Supplied information START

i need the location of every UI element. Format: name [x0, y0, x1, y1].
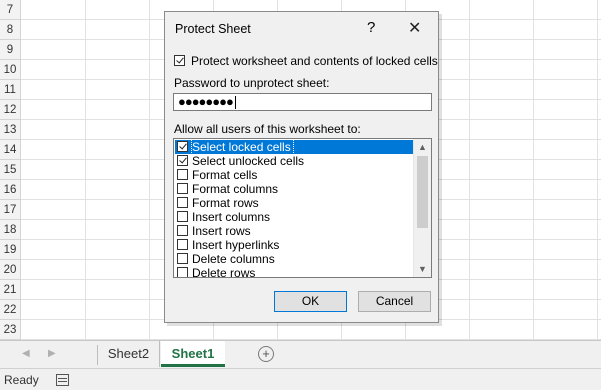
- permission-checkbox[interactable]: [177, 169, 188, 180]
- row-header[interactable]: 23: [0, 320, 21, 340]
- protect-worksheet-label: Protect worksheet and contents of locked…: [191, 54, 438, 68]
- dialog-title: Protect Sheet: [175, 22, 251, 36]
- permission-label: Delete rows: [192, 266, 256, 278]
- permission-item[interactable]: Format rows: [175, 196, 414, 210]
- sheet-tab-bar: ◀ ▶ Sheet2 Sheet1 +: [0, 340, 601, 368]
- macro-recording-icon[interactable]: [56, 374, 69, 386]
- permission-checkbox[interactable]: [177, 239, 188, 250]
- permission-checkbox[interactable]: [177, 267, 188, 277]
- column-gridline: [149, 0, 150, 340]
- permission-label: Delete columns: [192, 252, 275, 266]
- permission-item[interactable]: Insert columns: [175, 210, 414, 224]
- permission-label: Format columns: [192, 182, 279, 196]
- protect-sheet-dialog: Protect Sheet ? ✕ Protect worksheet and …: [164, 11, 439, 323]
- row-header[interactable]: 19: [0, 240, 21, 260]
- tab-sheet1[interactable]: Sheet1: [161, 341, 225, 367]
- permission-label: Insert rows: [192, 224, 251, 238]
- scroll-up-icon[interactable]: ▲: [414, 139, 431, 155]
- row-header[interactable]: 20: [0, 260, 21, 280]
- permission-label: Select unlocked cells: [192, 154, 305, 168]
- row-header[interactable]: 15: [0, 160, 21, 180]
- row-header[interactable]: 10: [0, 60, 21, 80]
- column-gridline: [597, 0, 598, 340]
- permission-checkbox[interactable]: [177, 141, 188, 152]
- row-header[interactable]: 8: [0, 20, 21, 40]
- status-text: Ready: [4, 373, 39, 387]
- permission-item[interactable]: Format cells: [175, 168, 414, 182]
- permission-item[interactable]: Insert hyperlinks: [175, 238, 414, 252]
- row-header[interactable]: 17: [0, 200, 21, 220]
- tab-sheet2[interactable]: Sheet2: [98, 341, 160, 367]
- permission-checkbox[interactable]: [177, 225, 188, 236]
- permission-checkbox[interactable]: [177, 253, 188, 264]
- row-header[interactable]: 13: [0, 120, 21, 140]
- permission-checkbox[interactable]: [177, 197, 188, 208]
- permission-item[interactable]: Delete rows: [175, 266, 414, 278]
- permission-item[interactable]: Select unlocked cells: [175, 154, 414, 168]
- row-header[interactable]: 22: [0, 300, 21, 320]
- password-input[interactable]: ●●●●●●●●: [173, 93, 432, 111]
- permission-checkbox[interactable]: [177, 183, 188, 194]
- status-bar: Ready: [0, 368, 601, 390]
- permission-label: Select locked cells: [191, 139, 294, 155]
- close-icon[interactable]: ✕: [408, 18, 421, 38]
- row-header[interactable]: 18: [0, 220, 21, 240]
- row-header[interactable]: 14: [0, 140, 21, 160]
- permission-item[interactable]: Select locked cells: [175, 139, 414, 155]
- allow-users-label: Allow all users of this worksheet to:: [174, 122, 361, 136]
- row-header[interactable]: 16: [0, 180, 21, 200]
- password-label: Password to unprotect sheet:: [174, 76, 330, 90]
- permission-label: Format rows: [192, 196, 259, 210]
- password-value: ●●●●●●●●: [178, 94, 234, 109]
- scroll-left-icon[interactable]: ◀: [22, 348, 30, 359]
- scroll-right-icon[interactable]: ▶: [48, 348, 56, 359]
- scrollbar-thumb[interactable]: [417, 156, 428, 228]
- column-gridline: [533, 0, 534, 340]
- permissions-scrollbar[interactable]: ▲ ▼: [413, 139, 431, 277]
- column-gridline: [85, 0, 86, 340]
- permission-checkbox[interactable]: [177, 155, 188, 166]
- permission-label: Format cells: [192, 168, 258, 182]
- cancel-button[interactable]: Cancel: [358, 291, 431, 312]
- permission-checkbox[interactable]: [177, 211, 188, 222]
- ok-button[interactable]: OK: [274, 291, 347, 312]
- help-icon[interactable]: ?: [367, 19, 375, 36]
- row-header[interactable]: 7: [0, 0, 21, 20]
- scroll-down-icon[interactable]: ▼: [414, 261, 431, 277]
- permission-item[interactable]: Delete columns: [175, 252, 414, 266]
- row-header[interactable]: 12: [0, 100, 21, 120]
- row-header[interactable]: 11: [0, 80, 21, 100]
- permission-item[interactable]: Format columns: [175, 182, 414, 196]
- protect-worksheet-checkbox[interactable]: [174, 55, 185, 66]
- row-header[interactable]: 9: [0, 40, 21, 60]
- permission-label: Insert hyperlinks: [192, 238, 280, 252]
- permissions-list[interactable]: Select locked cells Select unlocked cells…: [173, 138, 432, 278]
- permission-label: Insert columns: [192, 210, 271, 224]
- permission-item[interactable]: Insert rows: [175, 224, 414, 238]
- add-sheet-icon[interactable]: +: [258, 346, 274, 362]
- text-caret: [234, 96, 236, 110]
- column-gridline: [469, 0, 470, 340]
- row-header[interactable]: 21: [0, 280, 21, 300]
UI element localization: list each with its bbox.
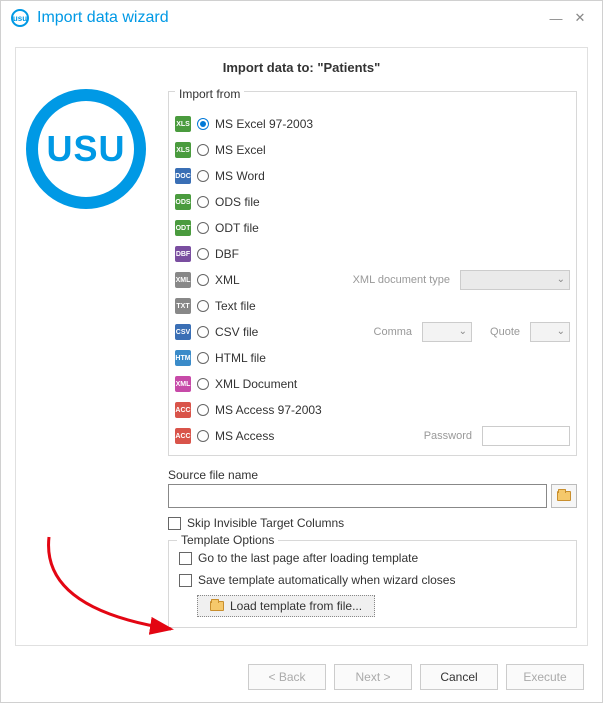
window-title: Import data wizard: [37, 9, 544, 27]
source-file-label: Source file name: [168, 468, 577, 482]
content-panel: Import data to: "Patients" USU Import fr…: [15, 47, 588, 646]
import-option-label: MS Access 97-2003: [215, 403, 322, 417]
import-option-label: MS Access: [215, 429, 274, 443]
import-option-row: ODS ODS file: [175, 189, 570, 215]
import-from-label: Import from: [175, 87, 244, 101]
import-option-row: CSV CSV file Comma ⌄ Quote ⌄: [175, 319, 570, 345]
file-type-icon: ACC: [175, 428, 191, 444]
skip-invisible-label: Skip Invisible Target Columns: [187, 516, 344, 530]
comma-label: Comma: [374, 326, 413, 338]
footer-buttons: < Back Next > Cancel Execute: [1, 664, 602, 690]
import-option-radio[interactable]: [197, 404, 209, 416]
file-type-icon: DBF: [175, 246, 191, 262]
import-option-label: MS Excel: [215, 143, 266, 157]
file-type-icon: XML: [175, 376, 191, 392]
skip-invisible-checkbox[interactable]: [168, 517, 181, 530]
import-option-row: DBF DBF: [175, 241, 570, 267]
import-option-radio[interactable]: [197, 144, 209, 156]
import-option-row: ODT ODT file: [175, 215, 570, 241]
browse-button[interactable]: [551, 484, 577, 508]
save-auto-label: Save template automatically when wizard …: [198, 573, 455, 587]
xml-doc-type-combo[interactable]: ⌄: [460, 270, 570, 290]
minimize-button[interactable]: —: [544, 6, 568, 30]
import-option-label: CSV file: [215, 325, 258, 339]
import-option-radio[interactable]: [197, 430, 209, 442]
close-button[interactable]: ✕: [568, 6, 592, 30]
import-option-row: DOC MS Word: [175, 163, 570, 189]
file-type-icon: XML: [175, 272, 191, 288]
file-type-icon: DOC: [175, 168, 191, 184]
file-type-icon: XLS: [175, 142, 191, 158]
import-option-row: XML XML XML document type ⌄: [175, 267, 570, 293]
file-type-icon: XLS: [175, 116, 191, 132]
import-option-radio[interactable]: [197, 248, 209, 260]
import-option-row: HTM HTML file: [175, 345, 570, 371]
template-options-label: Template Options: [177, 533, 278, 547]
import-option-row: XLS MS Excel 97-2003: [175, 111, 570, 137]
import-option-label: ODT file: [215, 221, 259, 235]
password-input[interactable]: [482, 426, 570, 446]
import-option-label: XML Document: [215, 377, 297, 391]
import-option-radio[interactable]: [197, 378, 209, 390]
import-option-label: MS Word: [215, 169, 265, 183]
import-option-radio[interactable]: [197, 170, 209, 182]
file-type-icon: HTM: [175, 350, 191, 366]
save-auto-checkbox[interactable]: [179, 574, 192, 587]
import-option-label: HTML file: [215, 351, 266, 365]
import-option-label: Text file: [215, 299, 256, 313]
source-file-input[interactable]: [168, 484, 547, 508]
next-button[interactable]: Next >: [334, 664, 412, 690]
import-option-label: MS Excel 97-2003: [215, 117, 313, 131]
goto-last-page-label: Go to the last page after loading templa…: [198, 551, 418, 565]
goto-last-page-checkbox[interactable]: [179, 552, 192, 565]
file-type-icon: ODT: [175, 220, 191, 236]
import-option-label: DBF: [215, 247, 239, 261]
cancel-button[interactable]: Cancel: [420, 664, 498, 690]
app-icon: usu: [11, 9, 29, 27]
load-template-button[interactable]: Load template from file...: [197, 595, 375, 617]
import-option-row: XLS MS Excel: [175, 137, 570, 163]
page-heading: Import data to: "Patients": [26, 56, 577, 83]
folder-open-icon: [557, 491, 571, 501]
comma-combo[interactable]: ⌄: [422, 322, 472, 342]
import-option-row: ACC MS Access 97-2003: [175, 397, 570, 423]
quote-label: Quote: [490, 326, 520, 338]
password-label: Password: [424, 430, 472, 442]
execute-button[interactable]: Execute: [506, 664, 584, 690]
file-type-icon: TXT: [175, 298, 191, 314]
file-type-icon: CSV: [175, 324, 191, 340]
import-option-radio[interactable]: [197, 352, 209, 364]
import-option-row: ACC MS Access Password: [175, 423, 570, 449]
template-options-group: Template Options Go to the last page aft…: [168, 540, 577, 628]
import-option-radio[interactable]: [197, 118, 209, 130]
import-option-label: XML: [215, 273, 240, 287]
back-button[interactable]: < Back: [248, 664, 326, 690]
import-option-label: ODS file: [215, 195, 260, 209]
import-option-radio[interactable]: [197, 300, 209, 312]
file-type-icon: ACC: [175, 402, 191, 418]
import-option-radio[interactable]: [197, 222, 209, 234]
import-option-row: XML XML Document: [175, 371, 570, 397]
import-option-radio[interactable]: [197, 274, 209, 286]
file-type-icon: ODS: [175, 194, 191, 210]
titlebar: usu Import data wizard — ✕: [1, 1, 602, 35]
xml-doc-type-label: XML document type: [353, 274, 450, 286]
folder-open-icon: [210, 601, 224, 611]
usu-logo: USU: [26, 89, 146, 209]
import-option-radio[interactable]: [197, 326, 209, 338]
import-option-row: TXT Text file: [175, 293, 570, 319]
quote-combo[interactable]: ⌄: [530, 322, 570, 342]
import-option-radio[interactable]: [197, 196, 209, 208]
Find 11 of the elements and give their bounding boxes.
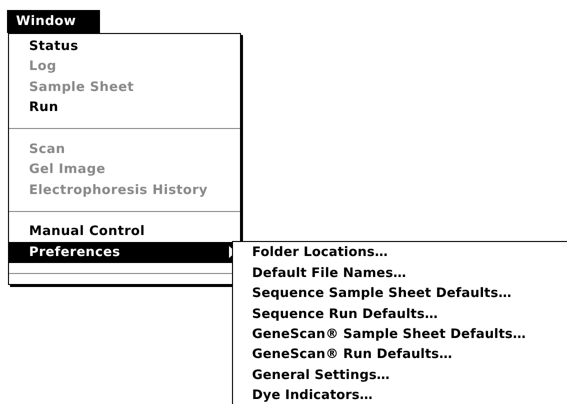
menu-item[interactable]: GeneScan® Sample Sheet Defaults… bbox=[233, 324, 567, 345]
menu-item[interactable]: Dye Indicators… bbox=[233, 386, 567, 404]
menu-item[interactable]: General Settings… bbox=[233, 365, 567, 386]
menu-item[interactable]: Default File Names… bbox=[233, 263, 567, 284]
menu-item[interactable]: Sequence Run Defaults… bbox=[233, 304, 567, 325]
menu-title[interactable]: Window bbox=[7, 10, 100, 33]
menu-item[interactable]: Manual Control bbox=[9, 222, 240, 242]
menu-item[interactable]: Run bbox=[9, 98, 240, 118]
menu-item[interactable]: Sequence Sample Sheet Defaults… bbox=[233, 284, 567, 304]
menu-item[interactable]: GeneScan® Run Defaults… bbox=[233, 344, 567, 366]
menu-item[interactable]: Status bbox=[9, 36, 240, 56]
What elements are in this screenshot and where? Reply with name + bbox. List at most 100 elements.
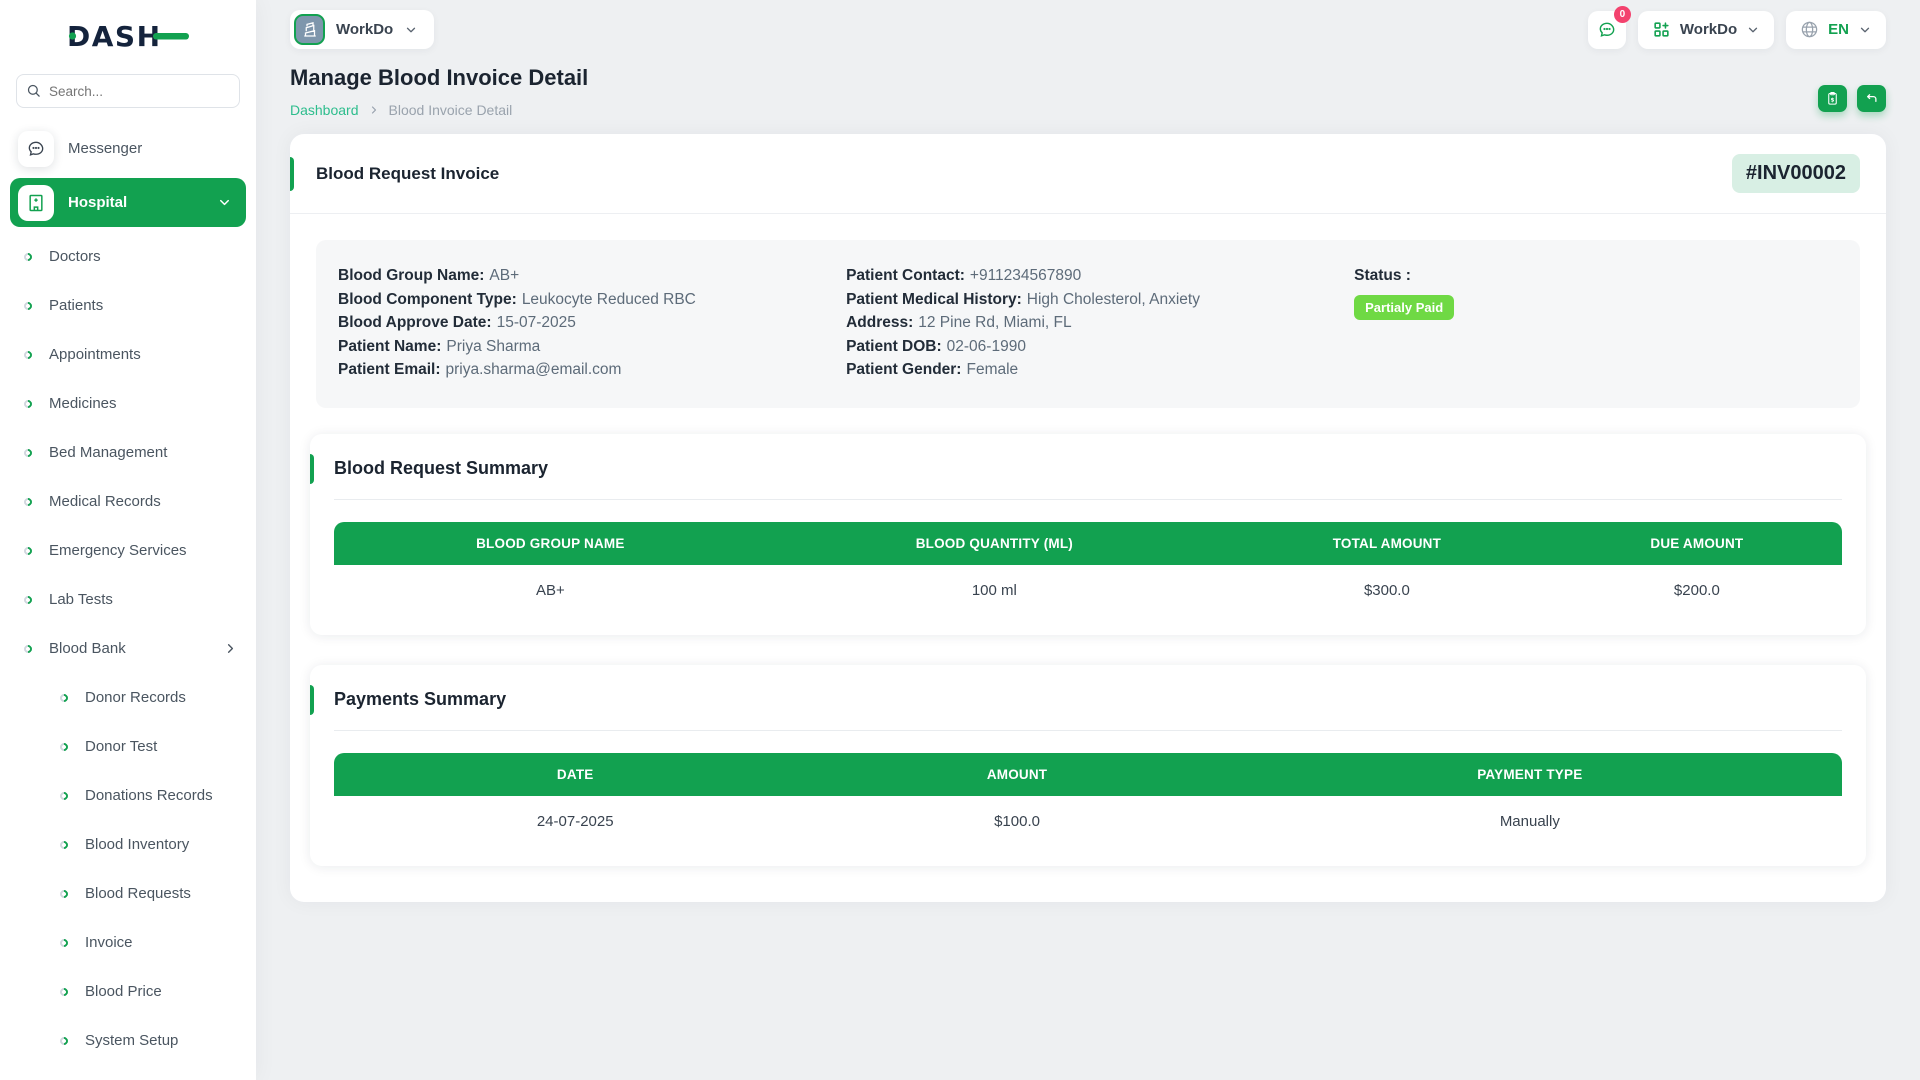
sidebar-item-lab-tests[interactable]: Lab Tests [0,575,256,624]
sidebar-item-invoice[interactable]: Invoice [0,918,256,967]
svg-text:DASH: DASH [67,20,162,53]
bullet-icon [58,839,69,850]
sidebar-item-medicines[interactable]: Medicines [0,379,256,428]
sidebar-item-donations-records[interactable]: Donations Records [0,771,256,820]
chevron-down-icon [217,195,232,210]
bullet-icon [22,594,33,605]
sidebar-item-label: Medical Records [49,493,161,510]
table-header-row: DATE AMOUNT PAYMENT TYPE [334,753,1842,796]
globe-icon [1800,20,1819,39]
blood-request-summary-card: Blood Request Summary BLOOD GROUP NAME B… [310,434,1866,635]
column-header: PAYMENT TYPE [1218,753,1842,796]
sidebar-item-label: Blood Price [85,983,162,1000]
workdo-menu-button[interactable]: WorkDo [1638,11,1774,49]
sidebar-item-emergency-services[interactable]: Emergency Services [0,526,256,575]
sidebar-item-donor-records[interactable]: Donor Records [0,673,256,722]
bullet-icon [22,545,33,556]
sidebar-item-blood-inventory[interactable]: Blood Inventory [0,820,256,869]
messenger-button[interactable]: 0 [1588,11,1626,49]
details-column-status: Status : Partialy Paid [1354,264,1838,382]
chevron-down-icon [1746,23,1760,37]
table-row: AB+ 100 ml $300.0 $200.0 [334,565,1842,607]
sidebar-item-messenger[interactable]: Messenger [0,124,256,173]
breadcrumb-dashboard-link[interactable]: Dashboard [290,102,359,118]
sidebar-item-label: Donor Records [85,689,186,706]
chevron-down-icon [1858,23,1872,37]
cell-date: 24-07-2025 [334,796,816,838]
sidebar-item-label: Appointments [49,346,141,363]
column-header: BLOOD QUANTITY (ML) [767,522,1222,565]
detail-value: Female [966,361,1018,378]
sidebar-item-label: Lab Tests [49,591,113,608]
sidebar-item-hospital[interactable]: Hospital [10,178,246,227]
apps-grid-icon [1652,20,1671,39]
sidebar-item-bed-management[interactable]: Bed Management [0,428,256,477]
workdo-label: WorkDo [1680,21,1737,38]
sidebar-item-surgery[interactable]: Surgery [0,1065,256,1080]
sidebar-item-system-setup[interactable]: System Setup [0,1016,256,1065]
bullet-icon [22,300,33,311]
column-header: DUE AMOUNT [1552,522,1842,565]
bullet-icon [58,888,69,899]
detail-label: Patient Contact: [846,267,965,284]
bullet-icon [22,496,33,507]
page-title: Manage Blood Invoice Detail [290,65,588,91]
detail-label: Blood Approve Date: [338,314,492,331]
detail-value: 15-07-2025 [497,314,576,331]
sidebar-item-blood-price[interactable]: Blood Price [0,967,256,1016]
chevron-right-icon [368,104,380,116]
cell-due-amount: $200.0 [1552,565,1842,607]
sidebar-item-patients[interactable]: Patients [0,281,256,330]
sidebar-item-label: System Setup [85,1032,178,1049]
section-title: Payments Summary [334,689,506,710]
app-selector-label: WorkDo [336,21,393,38]
add-payment-button[interactable]: $ [1818,85,1847,112]
language-dropdown[interactable]: EN [1786,11,1886,49]
column-header: BLOOD GROUP NAME [334,522,767,565]
sidebar-item-blood-bank[interactable]: Blood Bank [0,624,256,673]
dash-logo-icon: DASH [65,18,191,54]
sidebar-item-label: Blood Requests [85,885,191,902]
building-icon [294,14,325,45]
sidebar-item-blood-requests[interactable]: Blood Requests [0,869,256,918]
language-label: EN [1828,21,1849,38]
bullet-icon [22,251,33,262]
bullet-icon [22,643,33,654]
search-input[interactable] [16,74,240,108]
sidebar-item-label: Donor Test [85,738,157,755]
sidebar-item-doctors[interactable]: Doctors [0,232,256,281]
bullet-icon [22,398,33,409]
topbar: WorkDo 0 [290,0,1886,49]
column-header: AMOUNT [816,753,1217,796]
sidebar-item-donor-test[interactable]: Donor Test [0,722,256,771]
bullet-icon [58,986,69,997]
sidebar-item-appointments[interactable]: Appointments [0,330,256,379]
sidebar-item-label: Bed Management [49,444,167,461]
back-button[interactable] [1857,85,1886,112]
status-label: Status : [1354,267,1411,284]
bullet-icon [58,937,69,948]
back-arrow-icon [1864,91,1879,106]
main-content: WorkDo 0 [256,0,1920,1080]
sidebar-item-medical-records[interactable]: Medical Records [0,477,256,526]
sidebar-item-label: Blood Bank [49,640,126,657]
accent-bar [310,685,314,715]
detail-value: 02-06-1990 [947,338,1026,355]
search-icon [26,83,41,98]
status-badge: Partialy Paid [1354,295,1454,320]
payments-summary-card: Payments Summary DATE AMOUNT PAYMENT TYP… [310,665,1866,866]
bullet-icon [22,349,33,360]
detail-value: +911234567890 [970,267,1081,284]
detail-value: AB+ [489,267,519,284]
brand-logo[interactable]: DASH [0,0,256,72]
chevron-down-icon [404,23,418,37]
sidebar: DASH Messenger Hospital [0,0,256,1080]
detail-label: Patient Gender: [846,361,961,378]
detail-value: Priya Sharma [446,338,540,355]
detail-label: Address: [846,314,913,331]
app-selector-dropdown[interactable]: WorkDo [290,10,434,49]
cell-payment-type: Manually [1218,796,1842,838]
sidebar-item-label: Hospital [68,194,127,211]
sidebar-item-label: Doctors [49,248,101,265]
detail-label: Patient DOB: [846,338,942,355]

Supplied information END

Assignment: Return every line of the listing above where "Execute" appears.

Solved problem:
footer-buttons: < Back Next > Cancel Execute: [1, 664, 602, 690]
execute-button[interactable]: Execute: [506, 664, 584, 690]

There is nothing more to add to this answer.